Report every line in the listing that contains the string "Alexs".

# Entries shown
● ● ●

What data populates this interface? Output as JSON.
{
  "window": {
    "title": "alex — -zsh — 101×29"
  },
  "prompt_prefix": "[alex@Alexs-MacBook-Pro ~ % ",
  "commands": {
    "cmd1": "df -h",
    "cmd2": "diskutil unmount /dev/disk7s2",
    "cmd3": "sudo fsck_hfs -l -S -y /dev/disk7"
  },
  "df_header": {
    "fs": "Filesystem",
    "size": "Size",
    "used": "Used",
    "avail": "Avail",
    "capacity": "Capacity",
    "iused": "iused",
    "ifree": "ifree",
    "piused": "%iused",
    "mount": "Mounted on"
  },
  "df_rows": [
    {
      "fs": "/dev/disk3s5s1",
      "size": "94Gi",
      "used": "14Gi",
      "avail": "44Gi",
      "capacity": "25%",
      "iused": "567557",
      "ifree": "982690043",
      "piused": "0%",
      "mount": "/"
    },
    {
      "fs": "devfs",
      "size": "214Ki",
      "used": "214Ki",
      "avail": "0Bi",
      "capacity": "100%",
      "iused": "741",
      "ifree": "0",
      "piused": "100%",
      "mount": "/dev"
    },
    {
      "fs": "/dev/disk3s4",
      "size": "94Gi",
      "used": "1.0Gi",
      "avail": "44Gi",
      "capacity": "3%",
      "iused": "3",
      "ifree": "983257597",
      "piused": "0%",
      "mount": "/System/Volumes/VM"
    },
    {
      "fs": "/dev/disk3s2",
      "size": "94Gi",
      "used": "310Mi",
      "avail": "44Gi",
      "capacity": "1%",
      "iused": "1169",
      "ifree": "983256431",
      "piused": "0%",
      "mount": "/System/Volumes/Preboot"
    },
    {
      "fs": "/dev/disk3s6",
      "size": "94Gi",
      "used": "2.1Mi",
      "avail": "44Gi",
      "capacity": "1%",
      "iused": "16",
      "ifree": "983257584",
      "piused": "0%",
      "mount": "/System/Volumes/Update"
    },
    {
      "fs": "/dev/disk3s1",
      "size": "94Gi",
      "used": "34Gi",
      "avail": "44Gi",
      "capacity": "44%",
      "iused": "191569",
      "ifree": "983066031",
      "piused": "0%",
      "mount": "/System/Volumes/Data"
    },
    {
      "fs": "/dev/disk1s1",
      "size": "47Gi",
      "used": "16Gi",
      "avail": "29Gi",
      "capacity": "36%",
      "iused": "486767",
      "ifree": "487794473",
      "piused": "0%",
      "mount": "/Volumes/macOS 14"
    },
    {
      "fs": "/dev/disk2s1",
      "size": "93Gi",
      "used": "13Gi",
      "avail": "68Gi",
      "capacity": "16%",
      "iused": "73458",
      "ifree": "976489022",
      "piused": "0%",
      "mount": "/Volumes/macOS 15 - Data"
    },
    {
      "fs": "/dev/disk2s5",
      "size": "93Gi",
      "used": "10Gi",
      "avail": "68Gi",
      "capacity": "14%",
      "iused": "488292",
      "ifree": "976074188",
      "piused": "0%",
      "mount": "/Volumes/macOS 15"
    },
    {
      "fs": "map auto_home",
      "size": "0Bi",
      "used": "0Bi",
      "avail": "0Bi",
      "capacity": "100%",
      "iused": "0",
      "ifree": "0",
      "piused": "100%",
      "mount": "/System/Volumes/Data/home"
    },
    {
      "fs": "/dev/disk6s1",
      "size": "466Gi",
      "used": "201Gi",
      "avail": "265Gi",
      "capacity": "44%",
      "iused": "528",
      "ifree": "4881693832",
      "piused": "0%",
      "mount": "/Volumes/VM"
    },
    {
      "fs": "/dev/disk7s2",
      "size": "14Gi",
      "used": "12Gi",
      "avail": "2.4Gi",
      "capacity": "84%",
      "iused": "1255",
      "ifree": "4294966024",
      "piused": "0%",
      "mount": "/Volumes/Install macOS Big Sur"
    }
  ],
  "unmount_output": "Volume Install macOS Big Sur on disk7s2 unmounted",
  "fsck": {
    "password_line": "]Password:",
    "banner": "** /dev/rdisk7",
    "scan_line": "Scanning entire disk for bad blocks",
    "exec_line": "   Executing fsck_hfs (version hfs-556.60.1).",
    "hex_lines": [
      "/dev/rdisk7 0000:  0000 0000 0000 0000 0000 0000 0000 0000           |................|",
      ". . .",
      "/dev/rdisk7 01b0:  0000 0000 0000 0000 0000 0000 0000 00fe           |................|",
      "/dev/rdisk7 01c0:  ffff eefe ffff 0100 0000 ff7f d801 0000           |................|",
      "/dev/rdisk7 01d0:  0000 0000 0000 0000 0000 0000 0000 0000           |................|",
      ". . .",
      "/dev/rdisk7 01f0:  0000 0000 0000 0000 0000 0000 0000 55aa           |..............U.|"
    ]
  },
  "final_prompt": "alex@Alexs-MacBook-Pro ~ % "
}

● ● ●

# Written reply
  "prompt_prefix": "[alex@Alexs-MacBook-Pro ~ % ",
  "final_prompt": "alex@Alexs-MacBook-Pro ~ % "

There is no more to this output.